### Exercise aim
Your task is to filter the entries and copy every line containing the string "Kellner".

*** Supplied material ***

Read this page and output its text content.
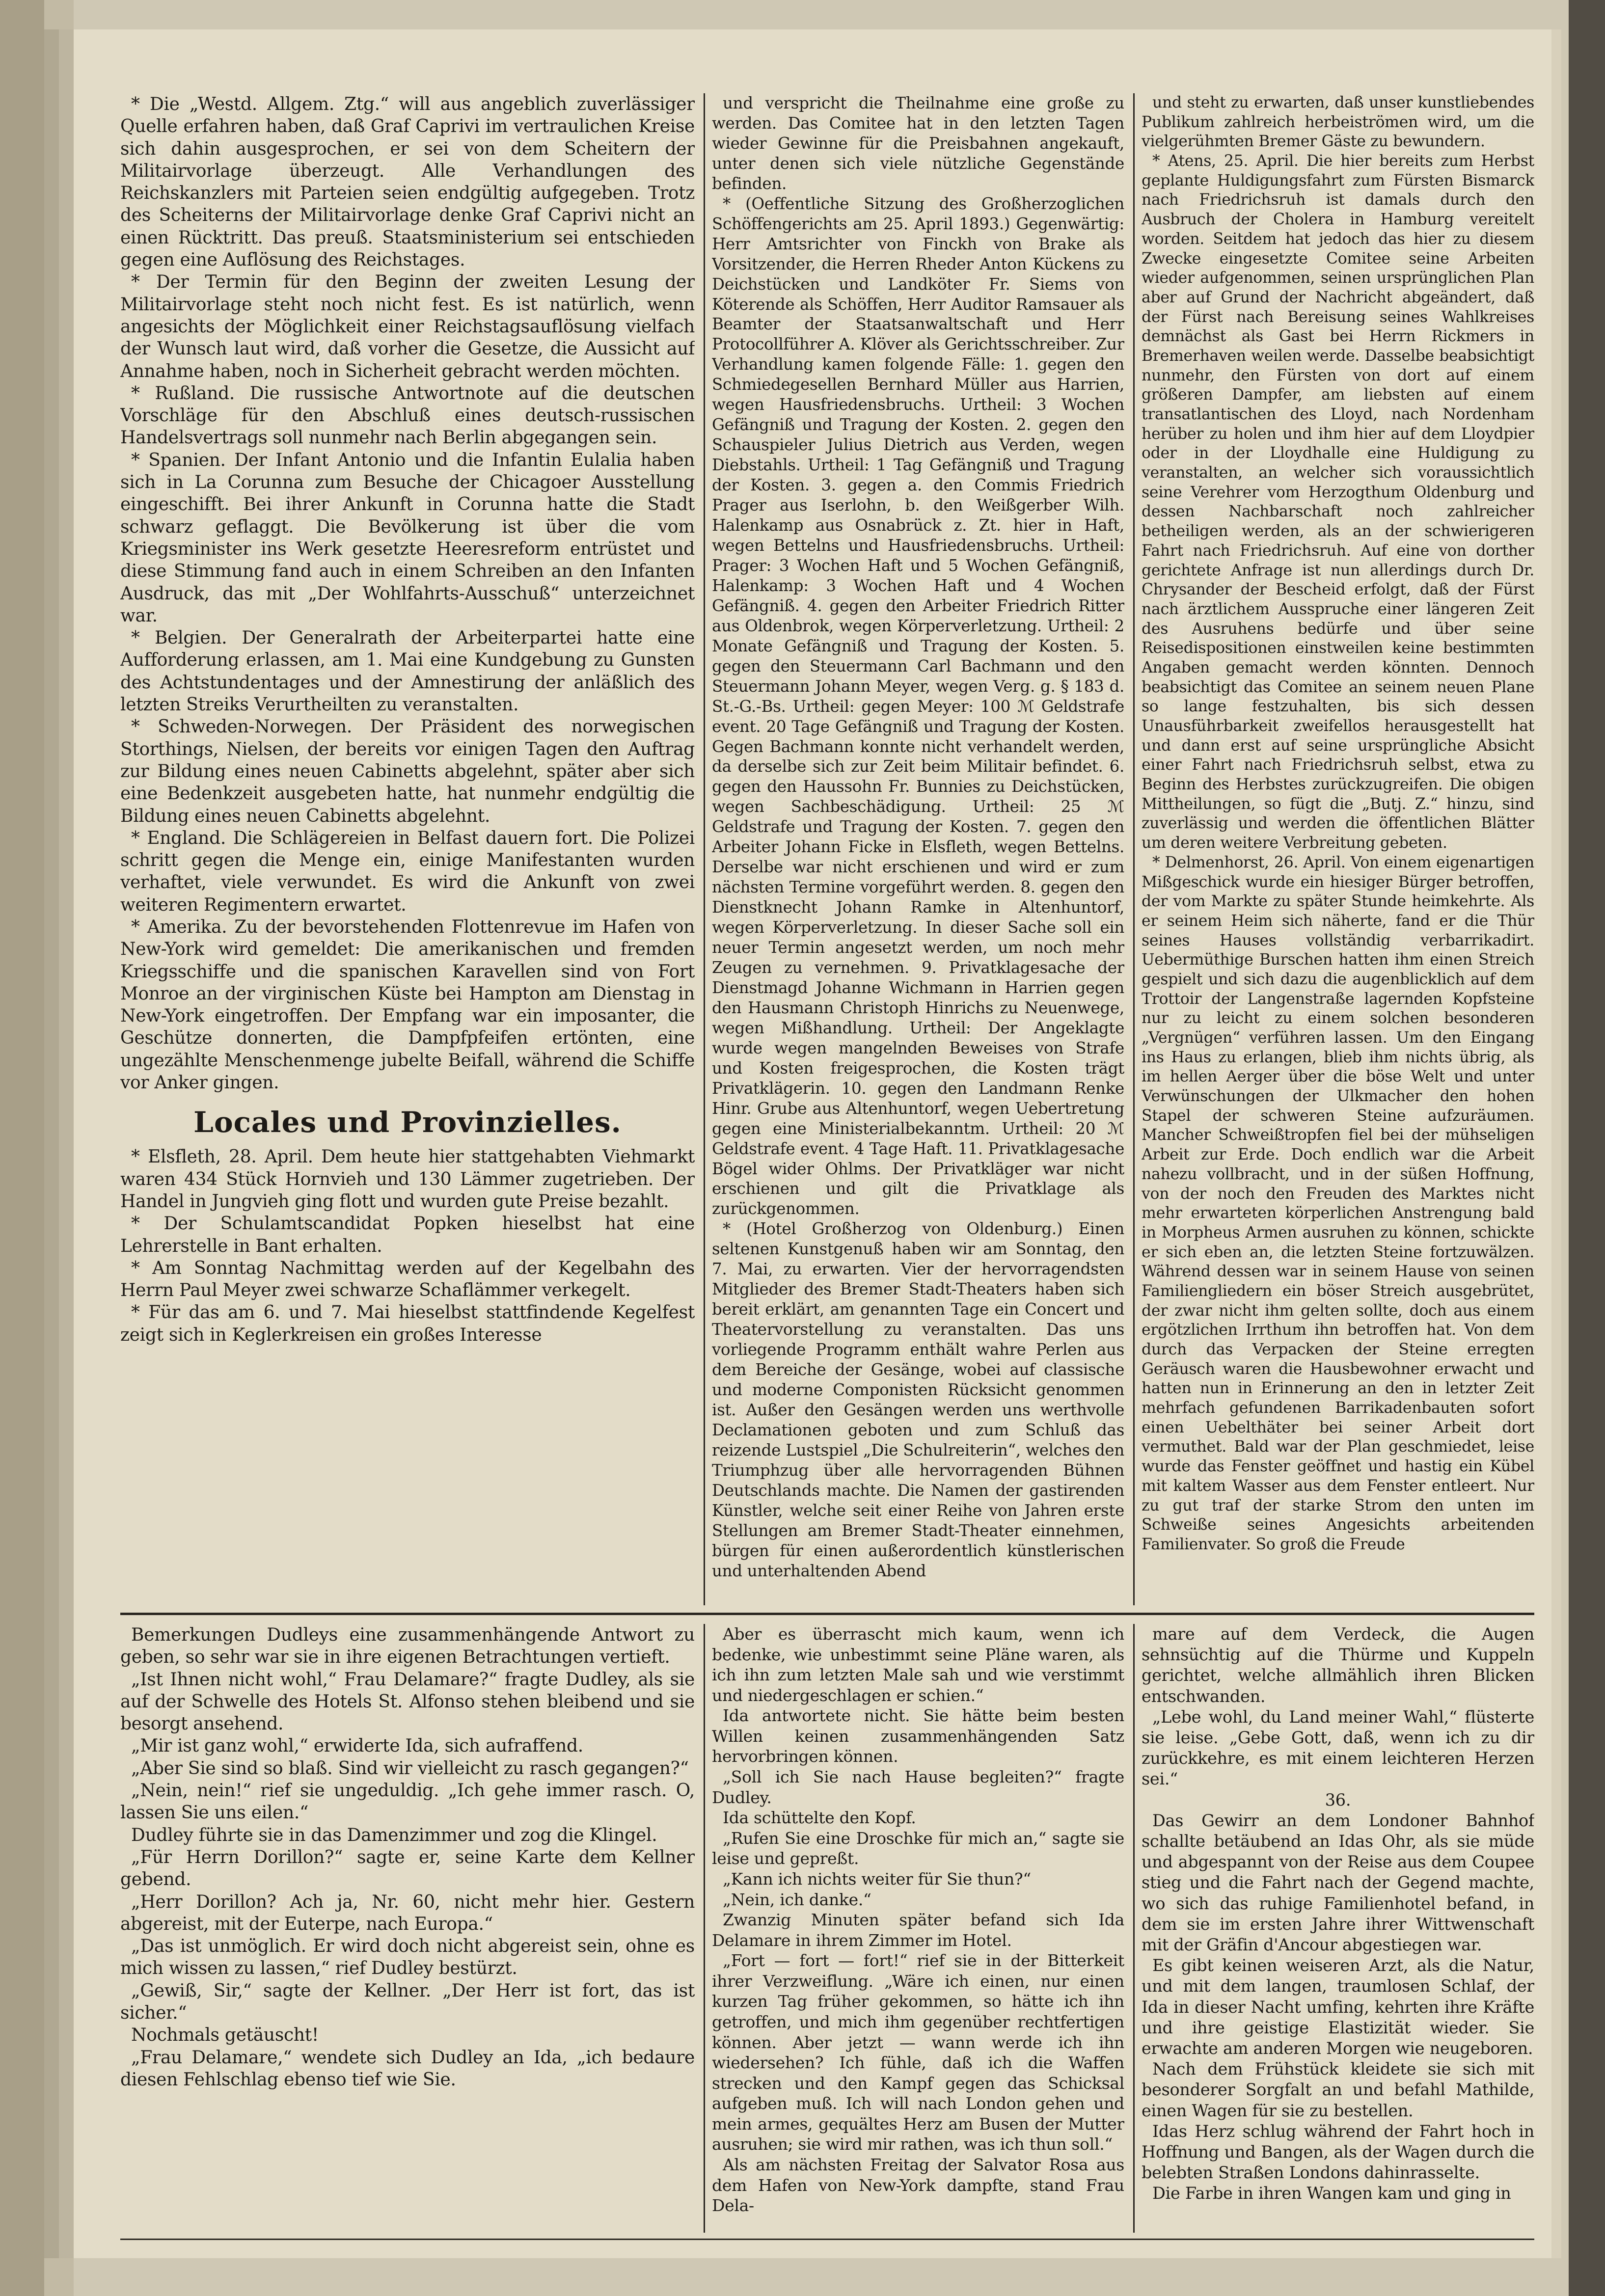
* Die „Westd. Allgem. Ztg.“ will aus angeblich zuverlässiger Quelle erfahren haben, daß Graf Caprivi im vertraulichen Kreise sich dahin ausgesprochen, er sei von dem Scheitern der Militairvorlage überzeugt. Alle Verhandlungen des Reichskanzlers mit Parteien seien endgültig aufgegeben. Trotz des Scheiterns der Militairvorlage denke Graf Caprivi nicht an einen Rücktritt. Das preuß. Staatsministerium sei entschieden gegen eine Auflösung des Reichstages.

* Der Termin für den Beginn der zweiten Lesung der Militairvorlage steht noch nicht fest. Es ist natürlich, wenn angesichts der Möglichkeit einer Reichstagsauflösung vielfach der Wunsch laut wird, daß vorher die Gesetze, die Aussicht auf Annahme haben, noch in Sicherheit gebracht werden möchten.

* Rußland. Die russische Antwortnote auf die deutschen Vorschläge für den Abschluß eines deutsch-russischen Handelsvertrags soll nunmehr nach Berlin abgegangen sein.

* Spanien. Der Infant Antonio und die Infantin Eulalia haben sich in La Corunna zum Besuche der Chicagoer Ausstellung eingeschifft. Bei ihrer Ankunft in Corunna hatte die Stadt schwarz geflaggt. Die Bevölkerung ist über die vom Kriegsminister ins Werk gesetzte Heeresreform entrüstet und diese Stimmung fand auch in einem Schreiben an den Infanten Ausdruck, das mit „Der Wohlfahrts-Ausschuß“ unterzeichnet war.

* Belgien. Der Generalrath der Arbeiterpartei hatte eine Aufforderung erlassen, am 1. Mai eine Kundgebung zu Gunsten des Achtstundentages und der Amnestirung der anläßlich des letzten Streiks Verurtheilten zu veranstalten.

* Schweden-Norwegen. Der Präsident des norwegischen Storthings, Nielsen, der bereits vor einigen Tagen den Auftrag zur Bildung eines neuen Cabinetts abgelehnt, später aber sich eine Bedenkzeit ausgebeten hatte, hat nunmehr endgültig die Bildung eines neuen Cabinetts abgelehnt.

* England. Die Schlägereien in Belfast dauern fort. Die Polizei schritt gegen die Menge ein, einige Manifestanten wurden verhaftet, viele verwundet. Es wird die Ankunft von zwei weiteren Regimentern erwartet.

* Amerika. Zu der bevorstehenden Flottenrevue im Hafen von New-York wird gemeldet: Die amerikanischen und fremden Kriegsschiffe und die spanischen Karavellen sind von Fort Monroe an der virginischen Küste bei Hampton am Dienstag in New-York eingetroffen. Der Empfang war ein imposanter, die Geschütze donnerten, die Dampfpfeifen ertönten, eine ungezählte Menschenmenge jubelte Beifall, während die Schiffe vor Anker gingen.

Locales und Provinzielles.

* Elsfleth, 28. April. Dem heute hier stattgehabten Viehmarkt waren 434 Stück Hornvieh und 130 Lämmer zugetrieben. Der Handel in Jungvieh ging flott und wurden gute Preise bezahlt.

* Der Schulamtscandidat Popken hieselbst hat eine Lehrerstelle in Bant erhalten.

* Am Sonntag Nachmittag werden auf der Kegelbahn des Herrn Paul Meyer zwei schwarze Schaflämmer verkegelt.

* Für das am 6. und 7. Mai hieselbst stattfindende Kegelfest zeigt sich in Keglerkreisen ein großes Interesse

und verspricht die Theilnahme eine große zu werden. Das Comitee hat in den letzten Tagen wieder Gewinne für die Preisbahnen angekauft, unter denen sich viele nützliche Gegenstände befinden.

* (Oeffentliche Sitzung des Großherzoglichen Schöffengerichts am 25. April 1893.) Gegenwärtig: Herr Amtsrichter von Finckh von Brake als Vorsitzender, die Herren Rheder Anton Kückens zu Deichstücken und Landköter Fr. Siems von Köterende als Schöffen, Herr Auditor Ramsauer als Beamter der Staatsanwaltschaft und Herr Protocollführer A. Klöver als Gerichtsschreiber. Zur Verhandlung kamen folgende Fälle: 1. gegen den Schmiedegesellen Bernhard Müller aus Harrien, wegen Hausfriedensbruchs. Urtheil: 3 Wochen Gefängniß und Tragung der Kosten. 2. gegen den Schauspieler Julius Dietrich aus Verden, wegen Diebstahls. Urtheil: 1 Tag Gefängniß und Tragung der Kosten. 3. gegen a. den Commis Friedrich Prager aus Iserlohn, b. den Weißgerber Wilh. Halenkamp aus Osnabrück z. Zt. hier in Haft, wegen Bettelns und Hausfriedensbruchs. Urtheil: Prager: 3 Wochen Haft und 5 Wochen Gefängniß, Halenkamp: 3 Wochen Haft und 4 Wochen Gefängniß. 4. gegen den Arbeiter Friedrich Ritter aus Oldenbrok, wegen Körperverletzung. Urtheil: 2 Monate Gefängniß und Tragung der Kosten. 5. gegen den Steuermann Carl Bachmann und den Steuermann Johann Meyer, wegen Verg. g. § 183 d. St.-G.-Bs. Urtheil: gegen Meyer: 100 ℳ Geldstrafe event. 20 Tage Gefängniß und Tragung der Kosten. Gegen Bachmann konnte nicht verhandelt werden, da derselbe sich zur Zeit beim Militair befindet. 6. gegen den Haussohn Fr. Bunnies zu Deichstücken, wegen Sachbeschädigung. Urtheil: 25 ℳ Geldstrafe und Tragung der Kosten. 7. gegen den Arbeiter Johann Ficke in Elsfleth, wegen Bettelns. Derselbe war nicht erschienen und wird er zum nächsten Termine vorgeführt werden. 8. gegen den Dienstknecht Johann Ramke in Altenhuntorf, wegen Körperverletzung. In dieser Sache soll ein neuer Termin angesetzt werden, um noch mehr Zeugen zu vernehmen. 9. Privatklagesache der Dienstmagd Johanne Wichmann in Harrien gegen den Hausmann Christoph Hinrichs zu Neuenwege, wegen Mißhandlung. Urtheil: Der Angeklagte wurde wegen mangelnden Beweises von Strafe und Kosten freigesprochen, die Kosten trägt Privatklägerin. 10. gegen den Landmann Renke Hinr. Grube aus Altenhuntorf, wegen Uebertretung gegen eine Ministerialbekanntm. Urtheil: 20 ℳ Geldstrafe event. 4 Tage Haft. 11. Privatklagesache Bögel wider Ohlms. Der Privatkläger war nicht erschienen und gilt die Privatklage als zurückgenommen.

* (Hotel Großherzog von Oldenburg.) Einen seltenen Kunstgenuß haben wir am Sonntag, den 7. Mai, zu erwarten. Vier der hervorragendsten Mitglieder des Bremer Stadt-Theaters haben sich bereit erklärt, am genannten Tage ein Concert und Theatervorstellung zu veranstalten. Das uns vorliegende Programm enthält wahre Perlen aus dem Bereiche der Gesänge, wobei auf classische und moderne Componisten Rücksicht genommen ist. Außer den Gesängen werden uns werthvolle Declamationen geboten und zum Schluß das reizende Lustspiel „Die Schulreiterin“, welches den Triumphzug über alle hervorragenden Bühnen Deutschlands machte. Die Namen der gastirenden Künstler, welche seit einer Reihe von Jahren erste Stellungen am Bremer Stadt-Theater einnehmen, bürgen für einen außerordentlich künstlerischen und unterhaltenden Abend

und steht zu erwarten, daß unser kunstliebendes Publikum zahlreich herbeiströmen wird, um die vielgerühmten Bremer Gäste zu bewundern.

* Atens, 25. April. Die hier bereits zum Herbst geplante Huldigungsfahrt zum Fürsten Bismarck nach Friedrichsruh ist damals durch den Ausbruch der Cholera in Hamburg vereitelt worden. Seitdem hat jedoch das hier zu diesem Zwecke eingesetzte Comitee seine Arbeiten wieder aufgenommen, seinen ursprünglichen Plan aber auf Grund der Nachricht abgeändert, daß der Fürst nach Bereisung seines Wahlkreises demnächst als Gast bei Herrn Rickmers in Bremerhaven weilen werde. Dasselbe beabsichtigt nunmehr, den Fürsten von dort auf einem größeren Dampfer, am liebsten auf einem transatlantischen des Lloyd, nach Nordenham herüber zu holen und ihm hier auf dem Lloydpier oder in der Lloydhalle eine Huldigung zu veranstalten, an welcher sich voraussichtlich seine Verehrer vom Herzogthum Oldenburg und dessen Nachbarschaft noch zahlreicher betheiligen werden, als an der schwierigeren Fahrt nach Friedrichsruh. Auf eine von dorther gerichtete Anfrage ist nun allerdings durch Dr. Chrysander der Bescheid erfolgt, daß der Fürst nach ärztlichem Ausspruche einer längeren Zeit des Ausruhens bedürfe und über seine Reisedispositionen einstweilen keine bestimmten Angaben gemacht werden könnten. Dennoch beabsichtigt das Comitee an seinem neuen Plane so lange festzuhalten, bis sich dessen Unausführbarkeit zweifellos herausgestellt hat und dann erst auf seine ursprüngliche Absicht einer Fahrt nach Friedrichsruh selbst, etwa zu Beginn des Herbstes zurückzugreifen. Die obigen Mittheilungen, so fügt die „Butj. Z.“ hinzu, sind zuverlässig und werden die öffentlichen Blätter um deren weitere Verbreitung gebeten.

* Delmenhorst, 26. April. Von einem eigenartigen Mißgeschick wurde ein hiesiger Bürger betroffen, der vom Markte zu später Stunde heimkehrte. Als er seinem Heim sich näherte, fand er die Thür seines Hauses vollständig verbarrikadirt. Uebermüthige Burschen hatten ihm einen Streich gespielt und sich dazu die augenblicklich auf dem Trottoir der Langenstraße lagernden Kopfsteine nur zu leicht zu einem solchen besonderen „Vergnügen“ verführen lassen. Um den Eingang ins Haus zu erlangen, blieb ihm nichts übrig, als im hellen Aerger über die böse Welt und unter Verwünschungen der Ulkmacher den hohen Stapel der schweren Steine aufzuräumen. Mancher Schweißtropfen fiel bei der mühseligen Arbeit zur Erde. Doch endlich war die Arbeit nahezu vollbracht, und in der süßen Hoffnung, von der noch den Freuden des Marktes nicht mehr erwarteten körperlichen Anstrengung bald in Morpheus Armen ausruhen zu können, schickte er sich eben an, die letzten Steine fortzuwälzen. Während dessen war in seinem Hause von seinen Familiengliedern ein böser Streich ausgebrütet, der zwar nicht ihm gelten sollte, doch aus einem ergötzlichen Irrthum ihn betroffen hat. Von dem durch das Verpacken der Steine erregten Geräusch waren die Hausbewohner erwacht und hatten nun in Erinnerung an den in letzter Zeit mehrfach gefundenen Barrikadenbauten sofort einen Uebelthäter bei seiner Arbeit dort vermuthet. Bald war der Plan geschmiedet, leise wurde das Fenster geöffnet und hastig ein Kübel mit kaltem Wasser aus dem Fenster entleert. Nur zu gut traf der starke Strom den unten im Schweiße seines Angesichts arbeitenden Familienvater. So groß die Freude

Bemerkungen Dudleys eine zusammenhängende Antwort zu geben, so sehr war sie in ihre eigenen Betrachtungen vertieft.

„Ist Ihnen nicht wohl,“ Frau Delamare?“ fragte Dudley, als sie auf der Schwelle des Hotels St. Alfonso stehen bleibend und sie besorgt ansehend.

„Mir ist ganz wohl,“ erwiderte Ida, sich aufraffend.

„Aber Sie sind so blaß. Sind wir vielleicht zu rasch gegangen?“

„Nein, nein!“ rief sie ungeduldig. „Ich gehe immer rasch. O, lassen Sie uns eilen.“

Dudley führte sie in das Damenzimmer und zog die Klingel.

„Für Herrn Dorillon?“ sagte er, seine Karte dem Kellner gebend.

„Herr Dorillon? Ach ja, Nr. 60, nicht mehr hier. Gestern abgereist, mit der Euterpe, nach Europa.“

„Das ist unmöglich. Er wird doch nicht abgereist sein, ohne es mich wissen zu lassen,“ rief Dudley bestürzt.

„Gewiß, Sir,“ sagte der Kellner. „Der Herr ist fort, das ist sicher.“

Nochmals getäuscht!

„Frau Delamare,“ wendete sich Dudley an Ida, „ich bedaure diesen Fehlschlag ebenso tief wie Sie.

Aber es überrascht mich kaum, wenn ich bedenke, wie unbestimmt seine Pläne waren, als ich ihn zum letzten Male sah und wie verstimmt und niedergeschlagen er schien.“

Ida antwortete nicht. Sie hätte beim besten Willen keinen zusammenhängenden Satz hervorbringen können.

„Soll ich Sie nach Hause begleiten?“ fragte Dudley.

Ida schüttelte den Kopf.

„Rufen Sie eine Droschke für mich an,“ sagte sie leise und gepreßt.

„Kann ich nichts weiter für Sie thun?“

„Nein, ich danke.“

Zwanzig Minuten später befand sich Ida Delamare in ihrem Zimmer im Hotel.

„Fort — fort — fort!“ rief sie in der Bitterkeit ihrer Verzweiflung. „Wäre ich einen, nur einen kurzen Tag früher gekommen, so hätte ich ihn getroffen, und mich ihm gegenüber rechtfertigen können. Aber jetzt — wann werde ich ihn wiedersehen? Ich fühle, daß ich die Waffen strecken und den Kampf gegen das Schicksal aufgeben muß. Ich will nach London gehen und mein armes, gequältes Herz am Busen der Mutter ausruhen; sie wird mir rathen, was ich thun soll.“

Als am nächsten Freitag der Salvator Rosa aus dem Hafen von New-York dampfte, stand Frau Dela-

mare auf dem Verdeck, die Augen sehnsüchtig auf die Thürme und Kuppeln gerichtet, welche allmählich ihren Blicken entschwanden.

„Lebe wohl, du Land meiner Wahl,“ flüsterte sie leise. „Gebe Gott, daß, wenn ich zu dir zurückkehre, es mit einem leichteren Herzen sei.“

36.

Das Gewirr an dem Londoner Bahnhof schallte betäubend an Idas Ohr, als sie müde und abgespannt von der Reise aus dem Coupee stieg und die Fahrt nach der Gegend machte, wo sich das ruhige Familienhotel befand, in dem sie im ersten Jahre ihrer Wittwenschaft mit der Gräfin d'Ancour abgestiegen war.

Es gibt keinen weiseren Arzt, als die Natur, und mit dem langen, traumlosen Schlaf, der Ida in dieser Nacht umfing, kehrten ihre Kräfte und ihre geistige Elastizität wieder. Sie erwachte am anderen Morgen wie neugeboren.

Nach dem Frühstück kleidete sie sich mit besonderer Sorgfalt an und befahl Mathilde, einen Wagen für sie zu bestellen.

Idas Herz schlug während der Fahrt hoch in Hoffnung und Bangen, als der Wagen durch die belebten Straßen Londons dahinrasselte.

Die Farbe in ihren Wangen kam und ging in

*** End of Supplied material ***

### Reply
„Für Herrn Dorillon?“ sagte er, seine Karte dem Kellner gebend.
„Gewiß, Sir,“ sagte der Kellner. „Der Herr ist fort, das ist sicher.“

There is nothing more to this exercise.